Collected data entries

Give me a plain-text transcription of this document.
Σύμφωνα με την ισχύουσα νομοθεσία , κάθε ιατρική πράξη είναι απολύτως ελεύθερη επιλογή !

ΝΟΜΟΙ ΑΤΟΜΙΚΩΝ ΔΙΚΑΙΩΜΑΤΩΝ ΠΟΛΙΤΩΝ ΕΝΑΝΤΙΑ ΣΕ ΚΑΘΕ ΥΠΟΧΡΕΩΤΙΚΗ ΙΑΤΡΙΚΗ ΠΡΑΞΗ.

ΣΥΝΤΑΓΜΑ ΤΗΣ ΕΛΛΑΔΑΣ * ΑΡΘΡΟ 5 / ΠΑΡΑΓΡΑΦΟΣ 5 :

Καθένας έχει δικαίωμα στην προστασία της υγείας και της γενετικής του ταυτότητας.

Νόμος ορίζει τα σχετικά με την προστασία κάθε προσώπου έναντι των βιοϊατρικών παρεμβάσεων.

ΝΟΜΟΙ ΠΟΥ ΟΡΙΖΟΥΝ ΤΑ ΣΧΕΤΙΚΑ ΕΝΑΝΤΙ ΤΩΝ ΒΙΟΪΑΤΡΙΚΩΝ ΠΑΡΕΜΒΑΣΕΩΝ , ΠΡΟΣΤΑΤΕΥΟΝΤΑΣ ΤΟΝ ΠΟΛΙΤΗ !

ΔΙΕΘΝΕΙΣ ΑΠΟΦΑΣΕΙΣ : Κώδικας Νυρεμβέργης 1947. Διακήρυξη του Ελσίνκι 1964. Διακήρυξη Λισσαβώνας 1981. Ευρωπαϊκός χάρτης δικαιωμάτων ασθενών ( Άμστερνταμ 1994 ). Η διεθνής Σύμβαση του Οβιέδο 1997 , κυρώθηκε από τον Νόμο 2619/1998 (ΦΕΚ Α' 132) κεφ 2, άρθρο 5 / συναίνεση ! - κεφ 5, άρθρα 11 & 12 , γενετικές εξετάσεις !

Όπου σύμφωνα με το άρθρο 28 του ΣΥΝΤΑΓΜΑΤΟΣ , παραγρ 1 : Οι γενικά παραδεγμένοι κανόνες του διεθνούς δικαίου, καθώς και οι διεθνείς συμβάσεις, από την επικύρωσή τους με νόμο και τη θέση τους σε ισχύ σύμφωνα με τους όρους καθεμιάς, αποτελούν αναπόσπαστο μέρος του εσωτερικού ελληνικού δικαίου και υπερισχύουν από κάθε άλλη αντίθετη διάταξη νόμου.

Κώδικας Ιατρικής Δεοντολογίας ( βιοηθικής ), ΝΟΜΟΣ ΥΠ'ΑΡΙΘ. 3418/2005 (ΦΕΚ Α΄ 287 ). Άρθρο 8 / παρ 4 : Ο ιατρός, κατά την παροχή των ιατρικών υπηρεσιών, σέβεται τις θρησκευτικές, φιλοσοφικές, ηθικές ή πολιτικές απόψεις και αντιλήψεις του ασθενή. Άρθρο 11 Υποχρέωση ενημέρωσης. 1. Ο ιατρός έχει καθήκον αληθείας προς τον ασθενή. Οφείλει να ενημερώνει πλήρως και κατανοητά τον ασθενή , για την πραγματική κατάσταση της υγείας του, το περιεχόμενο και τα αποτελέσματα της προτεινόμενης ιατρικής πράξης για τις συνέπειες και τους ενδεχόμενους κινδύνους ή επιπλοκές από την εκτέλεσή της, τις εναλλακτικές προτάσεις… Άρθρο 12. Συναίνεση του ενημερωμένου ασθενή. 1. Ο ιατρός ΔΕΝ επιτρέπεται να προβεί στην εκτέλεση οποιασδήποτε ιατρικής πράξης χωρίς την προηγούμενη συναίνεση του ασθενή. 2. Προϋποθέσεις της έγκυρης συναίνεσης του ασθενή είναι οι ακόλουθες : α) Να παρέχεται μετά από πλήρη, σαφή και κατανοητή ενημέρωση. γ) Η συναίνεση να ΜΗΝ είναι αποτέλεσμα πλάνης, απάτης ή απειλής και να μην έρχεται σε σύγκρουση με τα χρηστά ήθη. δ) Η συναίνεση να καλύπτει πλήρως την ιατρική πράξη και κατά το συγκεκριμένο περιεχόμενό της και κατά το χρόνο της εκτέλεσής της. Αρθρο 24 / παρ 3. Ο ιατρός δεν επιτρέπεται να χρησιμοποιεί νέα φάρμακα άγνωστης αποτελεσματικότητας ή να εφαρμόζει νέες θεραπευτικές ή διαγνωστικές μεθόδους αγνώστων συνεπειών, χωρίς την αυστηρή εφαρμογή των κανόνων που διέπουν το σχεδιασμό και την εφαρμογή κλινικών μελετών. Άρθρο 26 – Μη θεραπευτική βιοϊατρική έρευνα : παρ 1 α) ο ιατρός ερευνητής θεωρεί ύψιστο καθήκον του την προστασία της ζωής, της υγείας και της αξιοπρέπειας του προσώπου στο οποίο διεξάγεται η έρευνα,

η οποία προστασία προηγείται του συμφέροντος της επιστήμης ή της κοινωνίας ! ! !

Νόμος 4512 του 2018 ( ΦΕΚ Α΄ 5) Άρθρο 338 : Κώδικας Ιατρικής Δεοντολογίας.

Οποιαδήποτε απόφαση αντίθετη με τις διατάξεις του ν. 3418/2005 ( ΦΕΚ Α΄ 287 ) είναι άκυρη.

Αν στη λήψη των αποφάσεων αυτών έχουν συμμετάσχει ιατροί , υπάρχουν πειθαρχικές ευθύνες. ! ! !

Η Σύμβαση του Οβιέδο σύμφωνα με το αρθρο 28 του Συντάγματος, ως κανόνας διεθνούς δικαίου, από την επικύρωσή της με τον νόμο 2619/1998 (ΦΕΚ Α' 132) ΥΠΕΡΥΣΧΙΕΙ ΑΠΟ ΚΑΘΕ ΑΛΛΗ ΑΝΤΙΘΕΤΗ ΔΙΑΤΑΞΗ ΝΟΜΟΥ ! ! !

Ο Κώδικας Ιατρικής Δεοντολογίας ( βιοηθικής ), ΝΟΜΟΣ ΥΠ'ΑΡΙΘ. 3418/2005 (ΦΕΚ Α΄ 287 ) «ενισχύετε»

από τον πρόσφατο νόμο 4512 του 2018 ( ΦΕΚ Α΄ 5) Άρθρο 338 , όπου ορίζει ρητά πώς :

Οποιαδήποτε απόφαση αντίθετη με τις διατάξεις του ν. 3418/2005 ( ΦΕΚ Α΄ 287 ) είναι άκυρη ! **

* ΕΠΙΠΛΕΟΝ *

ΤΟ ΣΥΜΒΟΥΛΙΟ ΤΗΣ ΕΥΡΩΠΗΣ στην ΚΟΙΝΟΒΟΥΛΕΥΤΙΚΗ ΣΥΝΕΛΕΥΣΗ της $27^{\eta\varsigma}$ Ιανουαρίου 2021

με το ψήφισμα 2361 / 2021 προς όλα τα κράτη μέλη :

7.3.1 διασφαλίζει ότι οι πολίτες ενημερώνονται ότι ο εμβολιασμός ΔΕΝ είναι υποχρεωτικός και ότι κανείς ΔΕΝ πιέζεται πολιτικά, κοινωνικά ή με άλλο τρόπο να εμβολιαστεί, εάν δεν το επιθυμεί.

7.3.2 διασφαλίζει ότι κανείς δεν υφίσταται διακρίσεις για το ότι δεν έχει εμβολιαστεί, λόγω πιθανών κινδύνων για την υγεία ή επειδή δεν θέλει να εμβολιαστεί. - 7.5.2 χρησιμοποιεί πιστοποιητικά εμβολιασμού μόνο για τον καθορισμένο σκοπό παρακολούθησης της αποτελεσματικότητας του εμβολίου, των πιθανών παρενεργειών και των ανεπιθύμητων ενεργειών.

### Exercise aim
Above are the records; copy all of them exactly.

### Solved problem
Give me a plain-text transcription of this document.
Σύμφωνα με την ισχύουσα νομοθεσία , κάθε ιατρική πράξη είναι απολύτως ελεύθερη επιλογή !

ΝΟΜΟΙ ΑΤΟΜΙΚΩΝ ΔΙΚΑΙΩΜΑΤΩΝ ΠΟΛΙΤΩΝ ΕΝΑΝΤΙΑ ΣΕ ΚΑΘΕ ΥΠΟΧΡΕΩΤΙΚΗ ΙΑΤΡΙΚΗ ΠΡΑΞΗ.

ΣΥΝΤΑΓΜΑ ΤΗΣ ΕΛΛΑΔΑΣ * ΑΡΘΡΟ 5 / ΠΑΡΑΓΡΑΦΟΣ 5 :

Καθένας έχει δικαίωμα στην προστασία της υγείας και της γενετικής του ταυτότητας.

Νόμος ορίζει τα σχετικά με την προστασία κάθε προσώπου έναντι των βιοϊατρικών παρεμβάσεων.

ΝΟΜΟΙ ΠΟΥ ΟΡΙΖΟΥΝ ΤΑ ΣΧΕΤΙΚΑ ΕΝΑΝΤΙ ΤΩΝ ΒΙΟΪΑΤΡΙΚΩΝ ΠΑΡΕΜΒΑΣΕΩΝ , ΠΡΟΣΤΑΤΕΥΟΝΤΑΣ ΤΟΝ ΠΟΛΙΤΗ !

ΔΙΕΘΝΕΙΣ ΑΠΟΦΑΣΕΙΣ : Κώδικας Νυρεμβέργης 1947. Διακήρυξη του Ελσίνκι 1964. Διακήρυξη Λισσαβώνας 1981. Ευρωπαϊκός χάρτης δικαιωμάτων ασθενών ( Άμστερνταμ 1994 ). Η διεθνής Σύμβαση του Οβιέδο 1997 , κυρώθηκε από τον Νόμο 2619/1998 (ΦΕΚ Α' 132) κεφ 2, άρθρο 5 / συναίνεση ! - κεφ 5, άρθρα 11 & 12 , γενετικές εξετάσεις !

Όπου σύμφωνα με το άρθρο 28 του ΣΥΝΤΑΓΜΑΤΟΣ , παραγρ 1 : Οι γενικά παραδεγμένοι κανόνες του διεθνούς δικαίου, καθώς και οι διεθνείς συμβάσεις, από την επικύρωσή τους με νόμο και τη θέση τους σε ισχύ σύμφωνα με τους όρους καθεμιάς, αποτελούν αναπόσπαστο μέρος του εσωτερικού ελληνικού δικαίου και υπερισχύουν από κάθε άλλη αντίθετη διάταξη νόμου.

Κώδικας Ιατρικής Δεοντολογίας ( βιοηθικής ), ΝΟΜΟΣ ΥΠ'ΑΡΙΘ. 3418/2005 (ΦΕΚ Α΄ 287 ). Άρθρο 8 / παρ 4 : Ο ιατρός, κατά την παροχή των ιατρικών υπηρεσιών, σέβεται τις θρησκευτικές, φιλοσοφικές, ηθικές ή πολιτικές απόψεις και αντιλήψεις του ασθενή. Άρθρο 11 Υποχρέωση ενημέρωσης. 1. Ο ιατρός έχει καθήκον αληθείας προς τον ασθενή. Οφείλει να ενημερώνει πλήρως και κατανοητά τον ασθενή , για την πραγματική κατάσταση της υγείας του, το περιεχόμενο και τα αποτελέσματα της προτεινόμενης ιατρικής πράξης για τις συνέπειες και τους ενδεχόμενους κινδύνους ή επιπλοκές από την εκτέλεσή της, τις εναλλακτικές προτάσεις… Άρθρο 12. Συναίνεση του ενημερωμένου ασθενή. 1. Ο ιατρός ΔΕΝ επιτρέπεται να προβεί στην εκτέλεση οποιασδήποτε ιατρικής πράξης χωρίς την προηγούμενη συναίνεση του ασθενή. 2. Προϋποθέσεις της έγκυρης συναίνεσης του ασθενή είναι οι ακόλουθες : α) Να παρέχεται μετά από πλήρη, σαφή και κατανοητή ενημέρωση. γ) Η συναίνεση να ΜΗΝ είναι αποτέλεσμα πλάνης, απάτης ή απειλής και να μην έρχεται σε σύγκρουση με τα χρηστά ήθη. δ) Η συναίνεση να καλύπτει πλήρως την ιατρική πράξη και κατά το συγκεκριμένο περιεχόμενό της και κατά το χρόνο της εκτέλεσής της. Αρθρο 24 / παρ 3. Ο ιατρός δεν επιτρέπεται να χρησιμοποιεί νέα φάρμακα άγνωστης αποτελεσματικότητας ή να εφαρμόζει νέες θεραπευτικές ή διαγνωστικές μεθόδους αγνώστων συνεπειών, χωρίς την αυστηρή εφαρμογή των κανόνων που διέπουν το σχεδιασμό και την εφαρμογή κλινικών μελετών. Άρθρο 26 – Μη θεραπευτική βιοϊατρική έρευνα : παρ 1 α) ο ιατρός ερευνητής θεωρεί ύψιστο καθήκον του την προστασία της ζωής, της υγείας και της αξιοπρέπειας του προσώπου στο οποίο διεξάγεται η έρευνα,

η οποία προστασία προηγείται του συμφέροντος της επιστήμης ή της κοινωνίας ! ! !

Νόμος 4512 του 2018 ( ΦΕΚ Α΄ 5) Άρθρο 338 : Κώδικας Ιατρικής Δεοντολογίας.

Οποιαδήποτε απόφαση αντίθετη με τις διατάξεις του ν. 3418/2005 ( ΦΕΚ Α΄ 287 ) είναι άκυρη.

Αν στη λήψη των αποφάσεων αυτών έχουν συμμετάσχει ιατροί , υπάρχουν πειθαρχικές ευθύνες. ! ! !

Η Σύμβαση του Οβιέδο σύμφωνα με το αρθρο 28 του Συντάγματος, ως κανόνας διεθνούς δικαίου, από την επικύρωσή της με τον νόμο 2619/1998 (ΦΕΚ Α' 132) ΥΠΕΡΥΣΧΙΕΙ ΑΠΟ ΚΑΘΕ ΑΛΛΗ ΑΝΤΙΘΕΤΗ ΔΙΑΤΑΞΗ ΝΟΜΟΥ ! ! !

Ο Κώδικας Ιατρικής Δεοντολογίας ( βιοηθικής ), ΝΟΜΟΣ ΥΠ'ΑΡΙΘ. 3418/2005 (ΦΕΚ Α΄ 287 ) «ενισχύετε»

από τον πρόσφατο νόμο 4512 του 2018 ( ΦΕΚ Α΄ 5) Άρθρο 338 , όπου ορίζει ρητά πώς :

Οποιαδήποτε απόφαση αντίθετη με τις διατάξεις του ν. 3418/2005 ( ΦΕΚ Α΄ 287 ) είναι άκυρη ! **

* ΕΠΙΠΛΕΟΝ *

ΤΟ ΣΥΜΒΟΥΛΙΟ ΤΗΣ ΕΥΡΩΠΗΣ στην ΚΟΙΝΟΒΟΥΛΕΥΤΙΚΗ ΣΥΝΕΛΕΥΣΗ της $27^{\eta\varsigma}$ Ιανουαρίου 2021

με το ψήφισμα 2361 / 2021 προς όλα τα κράτη μέλη :

7.3.1 διασφαλίζει ότι οι πολίτες ενημερώνονται ότι ο εμβολιασμός ΔΕΝ είναι υποχρεωτικός και ότι κανείς ΔΕΝ πιέζεται πολιτικά, κοινωνικά ή με άλλο τρόπο να εμβολιαστεί, εάν δεν το επιθυμεί.

7.3.2 διασφαλίζει ότι κανείς δεν υφίσταται διακρίσεις για το ότι δεν έχει εμβολιαστεί, λόγω πιθανών κινδύνων για την υγεία ή επειδή δεν θέλει να εμβολιαστεί. - 7.5.2 χρησιμοποιεί πιστοποιητικά εμβολιασμού μόνο για τον καθορισμένο σκοπό παρακολούθησης της αποτελεσματικότητας του εμβολίου, των πιθανών παρενεργειών και των ανεπιθύμητων ενεργειών.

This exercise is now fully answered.